§ Page
_ _ _ _

U.S. Trade Representative Robert Lighthizer recently said the U.S. is prepared to move ahead with the deal replacing the North American Free Trade Agreement without Canada.

Markets in Europe are trading in the red Friday, but have recovered some ground in the last few hours. Bank stocks are under heavy pressure after Italy's new government offered a budget with a deficit target three times as big as the previous administration's goal.

Markets on Wall Street are nearly flat in early trade Friday.

The benchmark S&P/TSX Composite Index is down 73.18 points or 0.45 percent at 16,131.44.

On Thursday, the index closed up by 35.34 points or 0.22 percent, at 16,204.62. The index scaled an intraday high of 16,262.84 and a low of 16,193.04.

The Capped Telecommunication Services Index is down 0.86 percent. BCE Inc. (BCE.TO) is losing 1.15 percent and TELUS (T.TO) is falling 0.85 percent. Rogers Communications (RCI-B.TO) is lower by 0.80 percent.

The Capped Industrials Index is down 0.80 percent. Canadian National Railway (CNR.TO) is weakening by 1.51 percent and Canadian Pacific Railway (CP.TO) is falling 0.82 percent. Air Canada (AC.TO) is surrendering 0.40 percent and Finning International (FTT.TO) is lower by 0.10 percent.

The heavyweight Financial Index is decreasing 0.59 percent. Bank of Montreal (BMO.TO) is lower by 0.67 percent and Bank of Nova Scotia (BNS.TO) is losing 0.49 percent. Royal Bank of Canada (RY.TO) is weakening by 0.40 and Toronto-Dominion Bank (TD.TO) is surrendering 0.34 percent. Canadian Imperial Bank of Commerce (CM.TO) is down 0.54 percent.

The Energy Index is falling 0.58 percent. Canadian Natural Resources (CNQ.TO) is declining 1.11 percent and Cenovus Energy (CVE.TO) is weakening by 1.38 percent. Suncor Energy (SU.TO) is losing 1.52 percent and Imperial Oil (IMO.TO) is lower by 0.89 percent. Husky Energy (HSE.TO) is decreasing 0.74 percent and Enbridge (ENB.TO) is down 0.85 percent.

The Gold Index is increasing 0.38 percent. Goldcorp (G.TO) is rising 0.61 percent and Yamana Gold (YRI.TO) is climbing 2.22 percent. Eldorado Gold (ELD.TO) is rising 0.90 percent and B2Gold (BTO.TO) is advancing 2.13 percent.

The Capped Information Technology Index is gaining 0.24 percent. BlackBerry (BB.TO) is surging 11.68 percent after it reported non-GAAP revenue of $214 million and GAAP revenue of $210 million for the second quarter of fiscal 2019. Total non-GAAP software and services revenue of $197 million, up 1% year-over-year. Total GAAP software and services revenue was $193 million, up 4% year-over-year.

The Capped Materials Index is up 0.12 percent. Franco-Nevada (FNV.TO) is higher by 0.02 percent and Agnico Eagle Mines (AEM.TO) is gaining 0.88 percent.

Cargojet Inc. (CJT.TO) is rising 0.12 percent after it announced an amended and extended $400 million revolving 5-year credit facility pursuant to a series of amendments and an extension to its existing credit agreement with a syndicated lending group led by the Royal Bank of Canada.

On the economic front, data from Statistics Canada showed that the gross domestic product increased 0.2 percent on a seasonally adjusted monthly basis in July.

This was higher than expectations for a 0.1 percent rise. The economic growth stagnated in June.

_ _ _ _

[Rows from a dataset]
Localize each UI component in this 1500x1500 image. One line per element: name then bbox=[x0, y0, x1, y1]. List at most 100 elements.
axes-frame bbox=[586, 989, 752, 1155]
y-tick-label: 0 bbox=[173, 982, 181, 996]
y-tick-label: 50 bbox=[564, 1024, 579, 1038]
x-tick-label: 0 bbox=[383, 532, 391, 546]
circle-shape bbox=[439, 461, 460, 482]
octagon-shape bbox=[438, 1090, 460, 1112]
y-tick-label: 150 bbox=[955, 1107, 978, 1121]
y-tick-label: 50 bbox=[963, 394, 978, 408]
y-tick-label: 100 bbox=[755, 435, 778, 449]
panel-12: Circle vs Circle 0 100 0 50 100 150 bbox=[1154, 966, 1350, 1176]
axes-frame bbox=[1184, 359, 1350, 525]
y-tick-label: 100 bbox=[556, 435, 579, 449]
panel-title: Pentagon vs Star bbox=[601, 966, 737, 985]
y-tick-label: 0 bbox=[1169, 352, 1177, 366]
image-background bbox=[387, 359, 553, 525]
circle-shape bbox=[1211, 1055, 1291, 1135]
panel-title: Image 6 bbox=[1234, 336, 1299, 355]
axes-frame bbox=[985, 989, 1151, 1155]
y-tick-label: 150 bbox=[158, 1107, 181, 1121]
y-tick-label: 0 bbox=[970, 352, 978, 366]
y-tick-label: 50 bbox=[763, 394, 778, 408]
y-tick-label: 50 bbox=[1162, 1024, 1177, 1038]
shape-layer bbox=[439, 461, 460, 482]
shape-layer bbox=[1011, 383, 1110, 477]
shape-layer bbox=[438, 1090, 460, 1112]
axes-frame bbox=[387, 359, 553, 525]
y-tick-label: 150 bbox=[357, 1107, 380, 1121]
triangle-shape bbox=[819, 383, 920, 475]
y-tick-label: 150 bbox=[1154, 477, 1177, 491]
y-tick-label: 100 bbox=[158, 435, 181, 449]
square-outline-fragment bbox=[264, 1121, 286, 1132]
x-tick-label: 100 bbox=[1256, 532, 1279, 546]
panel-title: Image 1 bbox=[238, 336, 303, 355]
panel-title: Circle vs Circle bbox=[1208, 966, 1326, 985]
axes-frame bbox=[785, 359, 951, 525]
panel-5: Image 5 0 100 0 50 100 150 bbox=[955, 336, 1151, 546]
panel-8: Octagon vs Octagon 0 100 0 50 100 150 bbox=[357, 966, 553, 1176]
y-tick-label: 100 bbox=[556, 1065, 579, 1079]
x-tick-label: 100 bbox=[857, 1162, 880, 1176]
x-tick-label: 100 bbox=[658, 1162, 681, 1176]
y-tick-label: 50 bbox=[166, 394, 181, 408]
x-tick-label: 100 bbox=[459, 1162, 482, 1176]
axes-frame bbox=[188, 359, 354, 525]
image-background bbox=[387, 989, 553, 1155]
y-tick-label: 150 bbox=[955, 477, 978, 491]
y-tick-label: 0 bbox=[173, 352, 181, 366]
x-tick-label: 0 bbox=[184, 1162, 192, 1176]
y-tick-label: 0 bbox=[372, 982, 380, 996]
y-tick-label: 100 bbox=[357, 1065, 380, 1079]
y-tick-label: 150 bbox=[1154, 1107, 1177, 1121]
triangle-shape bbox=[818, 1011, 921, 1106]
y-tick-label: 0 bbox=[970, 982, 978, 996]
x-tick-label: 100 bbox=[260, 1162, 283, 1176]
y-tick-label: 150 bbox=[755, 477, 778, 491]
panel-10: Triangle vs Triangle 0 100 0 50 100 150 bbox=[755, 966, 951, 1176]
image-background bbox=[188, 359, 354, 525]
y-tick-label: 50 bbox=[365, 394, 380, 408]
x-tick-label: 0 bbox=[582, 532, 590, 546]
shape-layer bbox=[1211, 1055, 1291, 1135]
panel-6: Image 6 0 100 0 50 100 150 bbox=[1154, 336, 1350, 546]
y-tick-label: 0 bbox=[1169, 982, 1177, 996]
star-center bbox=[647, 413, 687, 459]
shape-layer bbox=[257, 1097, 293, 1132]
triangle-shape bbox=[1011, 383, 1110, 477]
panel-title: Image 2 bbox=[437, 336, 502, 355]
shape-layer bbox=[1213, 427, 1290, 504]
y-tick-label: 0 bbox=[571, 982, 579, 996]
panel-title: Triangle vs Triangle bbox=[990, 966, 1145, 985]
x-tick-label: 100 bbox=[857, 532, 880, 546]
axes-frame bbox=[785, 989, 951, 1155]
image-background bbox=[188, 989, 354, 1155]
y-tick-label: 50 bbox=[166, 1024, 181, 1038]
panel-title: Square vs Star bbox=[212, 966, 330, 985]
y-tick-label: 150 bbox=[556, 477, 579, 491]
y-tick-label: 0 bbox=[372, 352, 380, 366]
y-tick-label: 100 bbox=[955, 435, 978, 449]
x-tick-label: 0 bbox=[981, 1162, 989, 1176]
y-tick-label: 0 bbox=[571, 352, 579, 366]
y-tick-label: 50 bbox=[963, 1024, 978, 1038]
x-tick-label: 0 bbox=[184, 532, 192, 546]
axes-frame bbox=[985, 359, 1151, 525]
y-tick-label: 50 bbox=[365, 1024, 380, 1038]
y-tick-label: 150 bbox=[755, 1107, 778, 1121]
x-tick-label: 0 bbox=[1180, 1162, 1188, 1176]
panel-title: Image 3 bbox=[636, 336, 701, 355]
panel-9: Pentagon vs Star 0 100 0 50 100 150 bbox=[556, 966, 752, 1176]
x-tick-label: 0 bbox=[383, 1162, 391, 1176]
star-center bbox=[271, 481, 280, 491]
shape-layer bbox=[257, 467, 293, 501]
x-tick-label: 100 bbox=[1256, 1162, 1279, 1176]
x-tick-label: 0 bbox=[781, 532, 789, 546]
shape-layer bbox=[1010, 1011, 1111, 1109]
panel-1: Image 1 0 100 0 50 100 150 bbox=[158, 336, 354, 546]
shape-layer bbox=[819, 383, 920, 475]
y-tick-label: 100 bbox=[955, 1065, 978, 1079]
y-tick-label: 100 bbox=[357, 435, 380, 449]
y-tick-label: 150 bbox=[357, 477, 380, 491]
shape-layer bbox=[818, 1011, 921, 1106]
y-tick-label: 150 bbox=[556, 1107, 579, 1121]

_ _ _ _

§ Aim 1
In the market report, how much is BlackBerry's stock rising?
§ Aim 2
Reproduce the passage of the market report from "Markets in Europe" up to and including "previous administration's goal.".

§ Expected output 1
11.68 percent

§ Expected output 2
Markets in Europe are trading in the red Friday, but have recovered some ground in the last few hours. Bank stocks are under heavy pressure after Italy's new government offered a budget with a deficit target three times as big as the previous administration's goal.